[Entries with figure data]
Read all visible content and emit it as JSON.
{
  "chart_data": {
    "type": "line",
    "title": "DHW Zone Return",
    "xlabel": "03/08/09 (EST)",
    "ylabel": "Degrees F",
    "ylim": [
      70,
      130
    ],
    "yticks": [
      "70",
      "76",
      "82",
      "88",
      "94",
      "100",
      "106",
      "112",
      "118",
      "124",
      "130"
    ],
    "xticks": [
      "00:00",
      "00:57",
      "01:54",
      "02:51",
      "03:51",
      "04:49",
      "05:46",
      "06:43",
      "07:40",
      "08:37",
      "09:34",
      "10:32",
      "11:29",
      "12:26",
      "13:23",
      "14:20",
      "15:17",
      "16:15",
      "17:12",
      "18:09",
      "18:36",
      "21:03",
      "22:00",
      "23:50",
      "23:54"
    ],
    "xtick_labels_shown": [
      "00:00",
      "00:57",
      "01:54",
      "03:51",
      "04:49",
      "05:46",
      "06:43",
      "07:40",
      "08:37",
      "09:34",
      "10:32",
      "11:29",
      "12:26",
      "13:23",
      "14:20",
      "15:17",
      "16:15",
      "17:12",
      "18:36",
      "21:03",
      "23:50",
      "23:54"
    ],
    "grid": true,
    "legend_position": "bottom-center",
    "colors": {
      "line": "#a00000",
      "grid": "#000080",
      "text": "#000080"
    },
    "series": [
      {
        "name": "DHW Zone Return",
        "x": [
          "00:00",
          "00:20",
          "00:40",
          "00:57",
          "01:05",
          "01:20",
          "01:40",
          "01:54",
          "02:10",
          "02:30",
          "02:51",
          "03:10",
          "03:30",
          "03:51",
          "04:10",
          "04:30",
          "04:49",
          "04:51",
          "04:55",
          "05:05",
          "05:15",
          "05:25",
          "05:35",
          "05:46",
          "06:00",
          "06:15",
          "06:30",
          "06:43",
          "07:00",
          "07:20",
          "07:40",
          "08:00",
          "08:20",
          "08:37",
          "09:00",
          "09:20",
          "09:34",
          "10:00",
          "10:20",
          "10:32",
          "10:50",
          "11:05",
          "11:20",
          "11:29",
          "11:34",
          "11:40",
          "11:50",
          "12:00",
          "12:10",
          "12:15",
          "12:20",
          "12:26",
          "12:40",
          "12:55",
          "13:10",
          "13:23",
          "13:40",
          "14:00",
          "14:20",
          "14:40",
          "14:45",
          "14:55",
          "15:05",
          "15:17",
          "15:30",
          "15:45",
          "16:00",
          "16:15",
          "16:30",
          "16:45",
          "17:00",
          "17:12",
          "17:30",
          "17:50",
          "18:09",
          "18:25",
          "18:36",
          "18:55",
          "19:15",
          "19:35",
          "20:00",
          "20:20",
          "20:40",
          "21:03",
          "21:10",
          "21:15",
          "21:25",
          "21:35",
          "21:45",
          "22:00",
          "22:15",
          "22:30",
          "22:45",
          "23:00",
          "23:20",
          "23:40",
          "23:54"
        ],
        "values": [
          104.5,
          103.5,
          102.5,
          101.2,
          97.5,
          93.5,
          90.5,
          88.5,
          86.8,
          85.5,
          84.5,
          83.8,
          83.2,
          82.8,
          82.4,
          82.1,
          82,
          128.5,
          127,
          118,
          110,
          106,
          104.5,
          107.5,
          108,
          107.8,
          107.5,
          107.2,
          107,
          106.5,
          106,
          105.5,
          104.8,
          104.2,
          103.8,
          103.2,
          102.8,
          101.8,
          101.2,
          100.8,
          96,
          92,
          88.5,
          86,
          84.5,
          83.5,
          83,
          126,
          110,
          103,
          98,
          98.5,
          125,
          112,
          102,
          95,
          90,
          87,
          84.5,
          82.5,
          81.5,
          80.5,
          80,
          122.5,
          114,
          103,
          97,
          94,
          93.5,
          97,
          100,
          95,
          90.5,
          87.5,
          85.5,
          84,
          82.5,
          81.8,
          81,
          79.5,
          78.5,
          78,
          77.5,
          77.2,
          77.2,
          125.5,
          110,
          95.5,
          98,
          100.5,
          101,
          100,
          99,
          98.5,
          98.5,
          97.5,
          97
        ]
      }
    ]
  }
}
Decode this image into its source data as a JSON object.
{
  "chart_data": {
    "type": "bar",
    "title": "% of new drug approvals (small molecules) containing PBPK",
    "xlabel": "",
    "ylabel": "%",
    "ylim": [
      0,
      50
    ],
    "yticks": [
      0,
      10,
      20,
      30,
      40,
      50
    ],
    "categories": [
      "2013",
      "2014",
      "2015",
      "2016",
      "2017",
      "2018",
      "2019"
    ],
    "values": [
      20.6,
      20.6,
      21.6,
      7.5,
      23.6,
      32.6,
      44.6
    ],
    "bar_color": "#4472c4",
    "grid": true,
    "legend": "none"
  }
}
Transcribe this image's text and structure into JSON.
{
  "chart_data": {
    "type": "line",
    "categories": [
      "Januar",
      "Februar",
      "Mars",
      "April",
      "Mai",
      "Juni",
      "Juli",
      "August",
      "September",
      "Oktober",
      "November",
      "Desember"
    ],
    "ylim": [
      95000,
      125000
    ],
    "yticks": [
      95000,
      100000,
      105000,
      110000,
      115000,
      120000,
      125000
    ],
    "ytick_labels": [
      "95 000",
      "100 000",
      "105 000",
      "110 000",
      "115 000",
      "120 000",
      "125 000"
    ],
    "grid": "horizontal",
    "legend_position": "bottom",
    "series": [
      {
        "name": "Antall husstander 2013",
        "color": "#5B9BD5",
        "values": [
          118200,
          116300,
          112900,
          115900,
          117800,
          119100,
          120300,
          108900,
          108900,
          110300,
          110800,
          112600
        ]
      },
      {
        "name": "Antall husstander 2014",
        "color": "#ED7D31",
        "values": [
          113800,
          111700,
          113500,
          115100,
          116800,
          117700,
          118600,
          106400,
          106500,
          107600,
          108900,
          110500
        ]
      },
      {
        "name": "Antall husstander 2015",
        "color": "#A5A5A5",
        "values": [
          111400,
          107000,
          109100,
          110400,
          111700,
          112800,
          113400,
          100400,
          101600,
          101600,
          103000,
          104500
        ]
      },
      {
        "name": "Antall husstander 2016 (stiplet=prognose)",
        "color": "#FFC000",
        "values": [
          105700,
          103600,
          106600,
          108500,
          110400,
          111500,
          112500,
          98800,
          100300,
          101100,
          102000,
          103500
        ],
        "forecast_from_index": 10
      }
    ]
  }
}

### Request
Filter the listing above by the word "grid"; copy each line that passes.

### Answer for this exercise
    "grid": true,
      "grid": "#000080",
    "grid": true,
    "grid": "horizontal",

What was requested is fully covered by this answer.